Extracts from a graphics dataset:
>>>>>
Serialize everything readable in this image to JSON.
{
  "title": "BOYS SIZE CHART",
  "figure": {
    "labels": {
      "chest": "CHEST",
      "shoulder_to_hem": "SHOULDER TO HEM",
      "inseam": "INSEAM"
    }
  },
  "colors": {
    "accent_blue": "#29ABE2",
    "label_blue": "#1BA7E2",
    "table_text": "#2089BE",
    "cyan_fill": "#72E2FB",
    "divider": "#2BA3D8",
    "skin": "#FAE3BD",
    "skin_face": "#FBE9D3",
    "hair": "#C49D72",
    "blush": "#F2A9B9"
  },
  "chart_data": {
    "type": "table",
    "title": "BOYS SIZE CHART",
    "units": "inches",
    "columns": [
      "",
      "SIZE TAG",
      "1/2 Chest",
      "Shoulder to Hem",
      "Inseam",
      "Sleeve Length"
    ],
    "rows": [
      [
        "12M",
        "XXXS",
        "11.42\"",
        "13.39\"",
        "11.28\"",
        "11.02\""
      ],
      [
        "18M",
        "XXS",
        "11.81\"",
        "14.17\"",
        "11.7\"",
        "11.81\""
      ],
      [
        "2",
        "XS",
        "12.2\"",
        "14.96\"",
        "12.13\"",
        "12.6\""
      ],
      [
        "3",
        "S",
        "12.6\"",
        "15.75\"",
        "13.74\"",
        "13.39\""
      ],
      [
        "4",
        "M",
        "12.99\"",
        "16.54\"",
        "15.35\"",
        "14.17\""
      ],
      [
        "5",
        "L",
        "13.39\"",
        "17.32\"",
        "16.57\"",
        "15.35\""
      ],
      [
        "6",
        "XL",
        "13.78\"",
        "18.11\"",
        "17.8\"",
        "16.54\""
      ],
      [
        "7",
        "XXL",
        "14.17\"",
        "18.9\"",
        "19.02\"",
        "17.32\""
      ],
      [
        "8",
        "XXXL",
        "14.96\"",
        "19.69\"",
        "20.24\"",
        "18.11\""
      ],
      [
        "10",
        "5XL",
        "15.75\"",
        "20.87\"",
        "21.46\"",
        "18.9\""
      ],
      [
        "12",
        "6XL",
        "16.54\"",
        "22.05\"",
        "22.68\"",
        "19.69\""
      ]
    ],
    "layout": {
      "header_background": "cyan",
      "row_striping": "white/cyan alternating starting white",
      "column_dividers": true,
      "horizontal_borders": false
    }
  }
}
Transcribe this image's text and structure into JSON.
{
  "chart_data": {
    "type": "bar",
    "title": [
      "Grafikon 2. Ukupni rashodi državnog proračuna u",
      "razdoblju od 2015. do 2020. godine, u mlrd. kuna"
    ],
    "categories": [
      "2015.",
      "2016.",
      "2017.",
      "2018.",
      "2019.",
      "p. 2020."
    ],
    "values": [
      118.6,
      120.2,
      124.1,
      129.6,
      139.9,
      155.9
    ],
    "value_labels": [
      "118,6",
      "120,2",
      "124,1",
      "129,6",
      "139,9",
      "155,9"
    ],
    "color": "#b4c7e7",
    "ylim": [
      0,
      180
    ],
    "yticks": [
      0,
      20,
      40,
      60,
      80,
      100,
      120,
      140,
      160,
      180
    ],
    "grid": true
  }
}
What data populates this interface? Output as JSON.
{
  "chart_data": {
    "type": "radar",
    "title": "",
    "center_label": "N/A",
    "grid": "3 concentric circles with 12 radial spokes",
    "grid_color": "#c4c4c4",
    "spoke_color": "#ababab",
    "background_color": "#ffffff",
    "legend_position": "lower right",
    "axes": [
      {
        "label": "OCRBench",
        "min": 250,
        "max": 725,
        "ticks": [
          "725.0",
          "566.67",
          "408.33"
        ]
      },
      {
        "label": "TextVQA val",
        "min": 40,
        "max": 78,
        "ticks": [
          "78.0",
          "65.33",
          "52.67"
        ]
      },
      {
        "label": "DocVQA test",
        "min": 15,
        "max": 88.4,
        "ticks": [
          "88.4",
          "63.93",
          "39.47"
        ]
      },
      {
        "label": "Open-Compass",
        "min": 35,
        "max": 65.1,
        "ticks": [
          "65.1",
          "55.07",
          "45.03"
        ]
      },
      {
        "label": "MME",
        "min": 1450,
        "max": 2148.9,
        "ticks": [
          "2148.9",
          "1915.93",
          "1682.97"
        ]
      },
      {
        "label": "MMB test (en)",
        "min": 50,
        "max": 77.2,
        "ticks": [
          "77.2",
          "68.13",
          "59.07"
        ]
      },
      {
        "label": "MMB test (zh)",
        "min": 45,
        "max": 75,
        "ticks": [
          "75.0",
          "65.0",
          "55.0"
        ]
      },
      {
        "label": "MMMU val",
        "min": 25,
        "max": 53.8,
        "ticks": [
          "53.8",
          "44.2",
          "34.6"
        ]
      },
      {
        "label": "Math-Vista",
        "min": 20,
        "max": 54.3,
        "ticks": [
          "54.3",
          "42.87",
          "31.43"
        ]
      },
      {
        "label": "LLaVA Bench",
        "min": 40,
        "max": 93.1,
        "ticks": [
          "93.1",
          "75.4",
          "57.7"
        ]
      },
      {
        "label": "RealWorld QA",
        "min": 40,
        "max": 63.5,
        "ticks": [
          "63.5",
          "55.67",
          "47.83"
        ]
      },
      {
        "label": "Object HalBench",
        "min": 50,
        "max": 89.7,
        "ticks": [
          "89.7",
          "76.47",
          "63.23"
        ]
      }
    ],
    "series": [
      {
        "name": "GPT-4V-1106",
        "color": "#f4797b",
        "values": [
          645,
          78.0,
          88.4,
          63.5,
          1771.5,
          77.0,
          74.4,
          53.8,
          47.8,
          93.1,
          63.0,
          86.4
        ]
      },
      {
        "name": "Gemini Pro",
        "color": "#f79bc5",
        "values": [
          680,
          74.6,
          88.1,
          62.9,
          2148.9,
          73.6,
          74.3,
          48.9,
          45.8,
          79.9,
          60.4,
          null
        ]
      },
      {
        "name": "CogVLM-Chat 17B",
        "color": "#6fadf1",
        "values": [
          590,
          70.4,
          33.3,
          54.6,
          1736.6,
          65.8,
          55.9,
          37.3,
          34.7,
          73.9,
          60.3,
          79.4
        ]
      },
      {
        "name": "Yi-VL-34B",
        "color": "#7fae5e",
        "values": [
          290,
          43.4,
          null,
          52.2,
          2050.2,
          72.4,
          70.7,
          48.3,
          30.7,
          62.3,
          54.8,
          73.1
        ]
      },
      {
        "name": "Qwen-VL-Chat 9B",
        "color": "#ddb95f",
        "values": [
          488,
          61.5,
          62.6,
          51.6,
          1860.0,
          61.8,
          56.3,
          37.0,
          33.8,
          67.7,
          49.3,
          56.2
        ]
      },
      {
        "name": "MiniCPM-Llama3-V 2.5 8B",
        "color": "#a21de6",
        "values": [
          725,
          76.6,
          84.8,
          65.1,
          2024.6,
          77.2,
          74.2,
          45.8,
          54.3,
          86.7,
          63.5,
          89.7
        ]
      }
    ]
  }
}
<<<<<
Objective » Go through the listing and copy all of it exactly.

Task response »
Serialize everything readable in this image to JSON.
{
  "title": "BOYS SIZE CHART",
  "figure": {
    "labels": {
      "chest": "CHEST",
      "shoulder_to_hem": "SHOULDER TO HEM",
      "inseam": "INSEAM"
    }
  },
  "colors": {
    "accent_blue": "#29ABE2",
    "label_blue": "#1BA7E2",
    "table_text": "#2089BE",
    "cyan_fill": "#72E2FB",
    "divider": "#2BA3D8",
    "skin": "#FAE3BD",
    "skin_face": "#FBE9D3",
    "hair": "#C49D72",
    "blush": "#F2A9B9"
  },
  "chart_data": {
    "type": "table",
    "title": "BOYS SIZE CHART",
    "units": "inches",
    "columns": [
      "",
      "SIZE TAG",
      "1/2 Chest",
      "Shoulder to Hem",
      "Inseam",
      "Sleeve Length"
    ],
    "rows": [
      [
        "12M",
        "XXXS",
        "11.42\"",
        "13.39\"",
        "11.28\"",
        "11.02\""
      ],
      [
        "18M",
        "XXS",
        "11.81\"",
        "14.17\"",
        "11.7\"",
        "11.81\""
      ],
      [
        "2",
        "XS",
        "12.2\"",
        "14.96\"",
        "12.13\"",
        "12.6\""
      ],
      [
        "3",
        "S",
        "12.6\"",
        "15.75\"",
        "13.74\"",
        "13.39\""
      ],
      [
        "4",
        "M",
        "12.99\"",
        "16.54\"",
        "15.35\"",
        "14.17\""
      ],
      [
        "5",
        "L",
        "13.39\"",
        "17.32\"",
        "16.57\"",
        "15.35\""
      ],
      [
        "6",
        "XL",
        "13.78\"",
        "18.11\"",
        "17.8\"",
        "16.54\""
      ],
      [
        "7",
        "XXL",
        "14.17\"",
        "18.9\"",
        "19.02\"",
        "17.32\""
      ],
      [
        "8",
        "XXXL",
        "14.96\"",
        "19.69\"",
        "20.24\"",
        "18.11\""
      ],
      [
        "10",
        "5XL",
        "15.75\"",
        "20.87\"",
        "21.46\"",
        "18.9\""
      ],
      [
        "12",
        "6XL",
        "16.54\"",
        "22.05\"",
        "22.68\"",
        "19.69\""
      ]
    ],
    "layout": {
      "header_background": "cyan",
      "row_striping": "white/cyan alternating starting white",
      "column_dividers": true,
      "horizontal_borders": false
    }
  }
}
Transcribe this image's text and structure into JSON.
{
  "chart_data": {
    "type": "bar",
    "title": [
      "Grafikon 2. Ukupni rashodi državnog proračuna u",
      "razdoblju od 2015. do 2020. godine, u mlrd. kuna"
    ],
    "categories": [
      "2015.",
      "2016.",
      "2017.",
      "2018.",
      "2019.",
      "p. 2020."
    ],
    "values": [
      118.6,
      120.2,
      124.1,
      129.6,
      139.9,
      155.9
    ],
    "value_labels": [
      "118,6",
      "120,2",
      "124,1",
      "129,6",
      "139,9",
      "155,9"
    ],
    "color": "#b4c7e7",
    "ylim": [
      0,
      180
    ],
    "yticks": [
      0,
      20,
      40,
      60,
      80,
      100,
      120,
      140,
      160,
      180
    ],
    "grid": true
  }
}
What data populates this interface? Output as JSON.
{
  "chart_data": {
    "type": "radar",
    "title": "",
    "center_label": "N/A",
    "grid": "3 concentric circles with 12 radial spokes",
    "grid_color": "#c4c4c4",
    "spoke_color": "#ababab",
    "background_color": "#ffffff",
    "legend_position": "lower right",
    "axes": [
      {
        "label": "OCRBench",
        "min": 250,
        "max": 725,
        "ticks": [
          "725.0",
          "566.67",
          "408.33"
        ]
      },
      {
        "label": "TextVQA val",
        "min": 40,
        "max": 78,
        "ticks": [
          "78.0",
          "65.33",
          "52.67"
        ]
      },
      {
        "label": "DocVQA test",
        "min": 15,
        "max": 88.4,
        "ticks": [
          "88.4",
          "63.93",
          "39.47"
        ]
      },
      {
        "label": "Open-Compass",
        "min": 35,
        "max": 65.1,
        "ticks": [
          "65.1",
          "55.07",
          "45.03"
        ]
      },
      {
        "label": "MME",
        "min": 1450,
        "max": 2148.9,
        "ticks": [
          "2148.9",
          "1915.93",
          "1682.97"
        ]
      },
      {
        "label": "MMB test (en)",
        "min": 50,
        "max": 77.2,
        "ticks": [
          "77.2",
          "68.13",
          "59.07"
        ]
      },
      {
        "label": "MMB test (zh)",
        "min": 45,
        "max": 75,
        "ticks": [
          "75.0",
          "65.0",
          "55.0"
        ]
      },
      {
        "label": "MMMU val",
        "min": 25,
        "max": 53.8,
        "ticks": [
          "53.8",
          "44.2",
          "34.6"
        ]
      },
      {
        "label": "Math-Vista",
        "min": 20,
        "max": 54.3,
        "ticks": [
          "54.3",
          "42.87",
          "31.43"
        ]
      },
      {
        "label": "LLaVA Bench",
        "min": 40,
        "max": 93.1,
        "ticks": [
          "93.1",
          "75.4",
          "57.7"
        ]
      },
      {
        "label": "RealWorld QA",
        "min": 40,
        "max": 63.5,
        "ticks": [
          "63.5",
          "55.67",
          "47.83"
        ]
      },
      {
        "label": "Object HalBench",
        "min": 50,
        "max": 89.7,
        "ticks": [
          "89.7",
          "76.47",
          "63.23"
        ]
      }
    ],
    "series": [
      {
        "name": "GPT-4V-1106",
        "color": "#f4797b",
        "values": [
          645,
          78.0,
          88.4,
          63.5,
          1771.5,
          77.0,
          74.4,
          53.8,
          47.8,
          93.1,
          63.0,
          86.4
        ]
      },
      {
        "name": "Gemini Pro",
        "color": "#f79bc5",
        "values": [
          680,
          74.6,
          88.1,
          62.9,
          2148.9,
          73.6,
          74.3,
          48.9,
          45.8,
          79.9,
          60.4,
          null
        ]
      },
      {
        "name": "CogVLM-Chat 17B",
        "color": "#6fadf1",
        "values": [
          590,
          70.4,
          33.3,
          54.6,
          1736.6,
          65.8,
          55.9,
          37.3,
          34.7,
          73.9,
          60.3,
          79.4
        ]
      },
      {
        "name": "Yi-VL-34B",
        "color": "#7fae5e",
        "values": [
          290,
          43.4,
          null,
          52.2,
          2050.2,
          72.4,
          70.7,
          48.3,
          30.7,
          62.3,
          54.8,
          73.1
        ]
      },
      {
        "name": "Qwen-VL-Chat 9B",
        "color": "#ddb95f",
        "values": [
          488,
          61.5,
          62.6,
          51.6,
          1860.0,
          61.8,
          56.3,
          37.0,
          33.8,
          67.7,
          49.3,
          56.2
        ]
      },
      {
        "name": "MiniCPM-Llama3-V 2.5 8B",
        "color": "#a21de6",
        "values": [
          725,
          76.6,
          84.8,
          65.1,
          2024.6,
          77.2,
          74.2,
          45.8,
          54.3,
          86.7,
          63.5,
          89.7
        ]
      }
    ]
  }
}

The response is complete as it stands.